### Dataset entries
►

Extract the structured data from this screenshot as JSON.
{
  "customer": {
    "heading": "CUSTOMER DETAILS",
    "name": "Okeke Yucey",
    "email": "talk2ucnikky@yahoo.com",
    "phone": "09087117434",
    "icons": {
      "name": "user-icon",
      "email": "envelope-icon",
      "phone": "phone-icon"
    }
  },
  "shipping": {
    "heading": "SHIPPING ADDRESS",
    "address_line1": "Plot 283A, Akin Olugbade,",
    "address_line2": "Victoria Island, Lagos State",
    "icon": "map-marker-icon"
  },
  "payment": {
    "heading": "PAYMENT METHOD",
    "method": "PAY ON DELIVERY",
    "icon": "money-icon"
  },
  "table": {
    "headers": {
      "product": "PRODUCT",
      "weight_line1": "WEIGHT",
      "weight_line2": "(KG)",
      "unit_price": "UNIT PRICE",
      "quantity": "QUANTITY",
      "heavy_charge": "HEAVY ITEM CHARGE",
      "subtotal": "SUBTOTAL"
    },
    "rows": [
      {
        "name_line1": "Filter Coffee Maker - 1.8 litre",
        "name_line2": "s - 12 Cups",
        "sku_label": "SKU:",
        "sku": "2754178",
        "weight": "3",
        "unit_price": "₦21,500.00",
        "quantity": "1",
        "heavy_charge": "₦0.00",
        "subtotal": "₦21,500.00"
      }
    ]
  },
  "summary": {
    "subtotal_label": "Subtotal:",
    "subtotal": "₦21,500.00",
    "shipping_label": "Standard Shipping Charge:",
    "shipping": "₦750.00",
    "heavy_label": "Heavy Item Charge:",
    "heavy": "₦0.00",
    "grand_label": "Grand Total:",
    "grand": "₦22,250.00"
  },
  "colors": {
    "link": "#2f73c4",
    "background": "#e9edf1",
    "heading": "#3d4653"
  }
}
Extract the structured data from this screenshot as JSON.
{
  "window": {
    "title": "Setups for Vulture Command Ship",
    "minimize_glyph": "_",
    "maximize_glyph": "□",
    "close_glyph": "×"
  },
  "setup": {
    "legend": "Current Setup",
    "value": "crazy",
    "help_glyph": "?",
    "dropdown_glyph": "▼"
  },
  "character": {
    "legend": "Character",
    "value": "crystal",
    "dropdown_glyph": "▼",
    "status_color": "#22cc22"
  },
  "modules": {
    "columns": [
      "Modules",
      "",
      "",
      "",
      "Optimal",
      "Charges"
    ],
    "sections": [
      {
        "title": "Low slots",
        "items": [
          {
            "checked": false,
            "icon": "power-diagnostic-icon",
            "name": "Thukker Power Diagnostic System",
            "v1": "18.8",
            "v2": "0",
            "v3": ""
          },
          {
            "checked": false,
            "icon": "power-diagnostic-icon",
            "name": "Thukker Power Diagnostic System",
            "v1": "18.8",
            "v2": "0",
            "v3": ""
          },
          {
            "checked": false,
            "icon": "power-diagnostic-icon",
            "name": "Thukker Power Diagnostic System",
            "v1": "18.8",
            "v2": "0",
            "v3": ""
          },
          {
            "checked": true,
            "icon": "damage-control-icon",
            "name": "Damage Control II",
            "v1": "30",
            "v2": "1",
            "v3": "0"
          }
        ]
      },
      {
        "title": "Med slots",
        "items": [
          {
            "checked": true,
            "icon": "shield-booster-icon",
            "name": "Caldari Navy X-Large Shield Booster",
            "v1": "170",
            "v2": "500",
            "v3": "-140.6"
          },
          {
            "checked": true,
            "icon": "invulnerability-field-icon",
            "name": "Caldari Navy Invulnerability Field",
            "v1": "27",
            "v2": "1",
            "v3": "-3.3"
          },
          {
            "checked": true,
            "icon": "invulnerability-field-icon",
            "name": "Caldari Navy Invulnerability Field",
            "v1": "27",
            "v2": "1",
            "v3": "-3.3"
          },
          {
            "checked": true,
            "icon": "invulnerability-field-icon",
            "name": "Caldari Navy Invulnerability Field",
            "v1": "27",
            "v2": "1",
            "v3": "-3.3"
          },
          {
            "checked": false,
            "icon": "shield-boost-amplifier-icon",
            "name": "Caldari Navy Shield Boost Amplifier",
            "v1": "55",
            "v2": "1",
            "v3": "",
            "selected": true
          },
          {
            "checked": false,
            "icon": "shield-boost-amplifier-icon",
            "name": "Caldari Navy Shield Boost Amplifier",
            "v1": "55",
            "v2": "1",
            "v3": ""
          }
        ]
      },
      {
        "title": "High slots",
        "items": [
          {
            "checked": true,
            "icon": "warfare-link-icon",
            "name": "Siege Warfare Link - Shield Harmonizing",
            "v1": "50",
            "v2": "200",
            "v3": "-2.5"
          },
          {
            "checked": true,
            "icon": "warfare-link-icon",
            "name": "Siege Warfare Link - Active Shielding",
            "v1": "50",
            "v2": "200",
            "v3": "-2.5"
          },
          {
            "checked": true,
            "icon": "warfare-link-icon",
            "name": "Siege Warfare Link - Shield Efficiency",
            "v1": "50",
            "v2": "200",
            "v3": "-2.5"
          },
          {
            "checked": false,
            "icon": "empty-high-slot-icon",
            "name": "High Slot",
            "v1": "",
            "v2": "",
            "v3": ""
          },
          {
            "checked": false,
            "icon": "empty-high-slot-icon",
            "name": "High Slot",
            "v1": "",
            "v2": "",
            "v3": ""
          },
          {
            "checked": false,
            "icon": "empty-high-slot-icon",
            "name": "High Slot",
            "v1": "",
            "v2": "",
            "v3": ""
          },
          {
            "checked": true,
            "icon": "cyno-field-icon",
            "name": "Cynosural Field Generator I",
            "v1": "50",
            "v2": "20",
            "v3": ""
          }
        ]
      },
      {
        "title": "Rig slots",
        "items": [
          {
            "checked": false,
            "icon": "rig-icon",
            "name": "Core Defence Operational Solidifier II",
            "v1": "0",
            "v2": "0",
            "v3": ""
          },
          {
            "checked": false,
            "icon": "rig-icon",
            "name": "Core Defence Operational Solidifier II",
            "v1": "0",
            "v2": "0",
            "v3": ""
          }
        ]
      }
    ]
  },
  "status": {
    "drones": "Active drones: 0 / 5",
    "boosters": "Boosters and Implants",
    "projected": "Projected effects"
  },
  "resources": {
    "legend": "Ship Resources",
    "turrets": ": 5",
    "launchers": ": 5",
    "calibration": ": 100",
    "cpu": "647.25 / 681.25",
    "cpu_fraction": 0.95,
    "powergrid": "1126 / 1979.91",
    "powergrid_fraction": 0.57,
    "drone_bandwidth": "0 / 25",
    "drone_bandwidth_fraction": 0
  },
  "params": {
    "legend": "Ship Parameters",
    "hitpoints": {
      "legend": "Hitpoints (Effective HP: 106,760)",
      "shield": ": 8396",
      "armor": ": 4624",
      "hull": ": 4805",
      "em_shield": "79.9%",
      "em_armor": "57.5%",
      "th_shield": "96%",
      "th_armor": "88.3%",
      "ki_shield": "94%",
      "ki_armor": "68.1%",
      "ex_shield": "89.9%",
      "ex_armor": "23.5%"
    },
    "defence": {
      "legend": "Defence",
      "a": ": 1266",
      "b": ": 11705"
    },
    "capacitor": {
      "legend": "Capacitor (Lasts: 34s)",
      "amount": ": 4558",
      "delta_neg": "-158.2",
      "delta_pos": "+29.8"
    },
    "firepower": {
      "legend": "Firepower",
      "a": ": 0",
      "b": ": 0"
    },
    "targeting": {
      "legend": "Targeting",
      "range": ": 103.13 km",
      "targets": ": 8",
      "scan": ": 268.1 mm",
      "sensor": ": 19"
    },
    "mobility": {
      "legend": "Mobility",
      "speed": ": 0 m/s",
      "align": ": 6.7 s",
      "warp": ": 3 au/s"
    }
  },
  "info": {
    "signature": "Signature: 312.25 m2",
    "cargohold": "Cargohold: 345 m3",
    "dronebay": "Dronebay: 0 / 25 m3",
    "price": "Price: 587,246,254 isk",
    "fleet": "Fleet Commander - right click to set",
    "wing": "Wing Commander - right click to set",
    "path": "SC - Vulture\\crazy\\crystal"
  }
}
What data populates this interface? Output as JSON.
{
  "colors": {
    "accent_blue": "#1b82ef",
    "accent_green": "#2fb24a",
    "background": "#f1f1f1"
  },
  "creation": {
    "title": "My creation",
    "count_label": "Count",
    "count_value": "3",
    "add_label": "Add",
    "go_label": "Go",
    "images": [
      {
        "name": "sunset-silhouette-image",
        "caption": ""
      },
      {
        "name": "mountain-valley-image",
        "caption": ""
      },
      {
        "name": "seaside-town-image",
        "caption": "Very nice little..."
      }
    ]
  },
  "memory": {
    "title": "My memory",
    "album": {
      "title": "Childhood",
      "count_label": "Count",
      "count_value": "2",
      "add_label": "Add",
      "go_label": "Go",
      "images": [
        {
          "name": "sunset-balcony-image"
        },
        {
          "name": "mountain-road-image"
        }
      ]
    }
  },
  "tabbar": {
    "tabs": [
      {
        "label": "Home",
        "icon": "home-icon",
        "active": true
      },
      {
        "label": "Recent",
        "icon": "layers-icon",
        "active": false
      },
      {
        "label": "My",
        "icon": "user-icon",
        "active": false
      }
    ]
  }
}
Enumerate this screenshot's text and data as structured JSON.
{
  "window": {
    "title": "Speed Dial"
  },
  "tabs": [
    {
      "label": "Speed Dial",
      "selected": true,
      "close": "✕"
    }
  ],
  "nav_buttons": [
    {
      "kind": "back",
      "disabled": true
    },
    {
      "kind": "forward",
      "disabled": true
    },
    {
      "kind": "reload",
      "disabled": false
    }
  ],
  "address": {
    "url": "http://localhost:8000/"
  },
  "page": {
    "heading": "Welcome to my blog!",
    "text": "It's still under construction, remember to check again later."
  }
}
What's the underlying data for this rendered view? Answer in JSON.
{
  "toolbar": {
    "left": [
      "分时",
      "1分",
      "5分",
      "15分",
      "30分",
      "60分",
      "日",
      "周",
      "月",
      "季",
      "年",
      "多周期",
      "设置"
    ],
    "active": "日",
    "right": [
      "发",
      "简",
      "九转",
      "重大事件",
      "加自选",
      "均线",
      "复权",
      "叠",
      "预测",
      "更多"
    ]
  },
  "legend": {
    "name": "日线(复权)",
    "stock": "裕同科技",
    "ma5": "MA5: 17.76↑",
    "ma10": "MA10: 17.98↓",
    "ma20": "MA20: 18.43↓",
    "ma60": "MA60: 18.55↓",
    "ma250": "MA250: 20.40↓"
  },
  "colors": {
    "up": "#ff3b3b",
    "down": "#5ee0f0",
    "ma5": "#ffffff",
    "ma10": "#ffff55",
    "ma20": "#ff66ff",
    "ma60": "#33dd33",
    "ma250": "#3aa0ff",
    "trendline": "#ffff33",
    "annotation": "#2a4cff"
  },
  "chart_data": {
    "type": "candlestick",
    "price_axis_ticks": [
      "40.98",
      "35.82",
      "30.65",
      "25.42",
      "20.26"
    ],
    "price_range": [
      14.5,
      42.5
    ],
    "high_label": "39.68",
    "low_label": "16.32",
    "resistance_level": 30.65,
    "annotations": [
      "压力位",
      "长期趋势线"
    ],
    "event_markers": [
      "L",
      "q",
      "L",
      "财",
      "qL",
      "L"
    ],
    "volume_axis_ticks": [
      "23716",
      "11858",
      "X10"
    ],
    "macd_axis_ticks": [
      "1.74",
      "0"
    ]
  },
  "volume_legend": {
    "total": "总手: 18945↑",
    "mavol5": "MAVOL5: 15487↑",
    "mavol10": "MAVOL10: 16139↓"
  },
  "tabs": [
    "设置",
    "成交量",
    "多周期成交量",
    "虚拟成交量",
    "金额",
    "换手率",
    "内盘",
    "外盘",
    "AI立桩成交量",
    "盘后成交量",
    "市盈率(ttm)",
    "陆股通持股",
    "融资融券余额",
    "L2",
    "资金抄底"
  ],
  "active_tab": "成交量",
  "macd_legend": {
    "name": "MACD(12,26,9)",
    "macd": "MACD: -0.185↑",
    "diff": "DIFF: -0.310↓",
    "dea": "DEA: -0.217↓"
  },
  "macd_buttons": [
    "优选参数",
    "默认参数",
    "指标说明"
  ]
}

◄

### The exercise
Go through the data and gather every line that holds "background".

### Answer to this exercise
    "background": "#e9edf1",
    "background": "#f1f1f1"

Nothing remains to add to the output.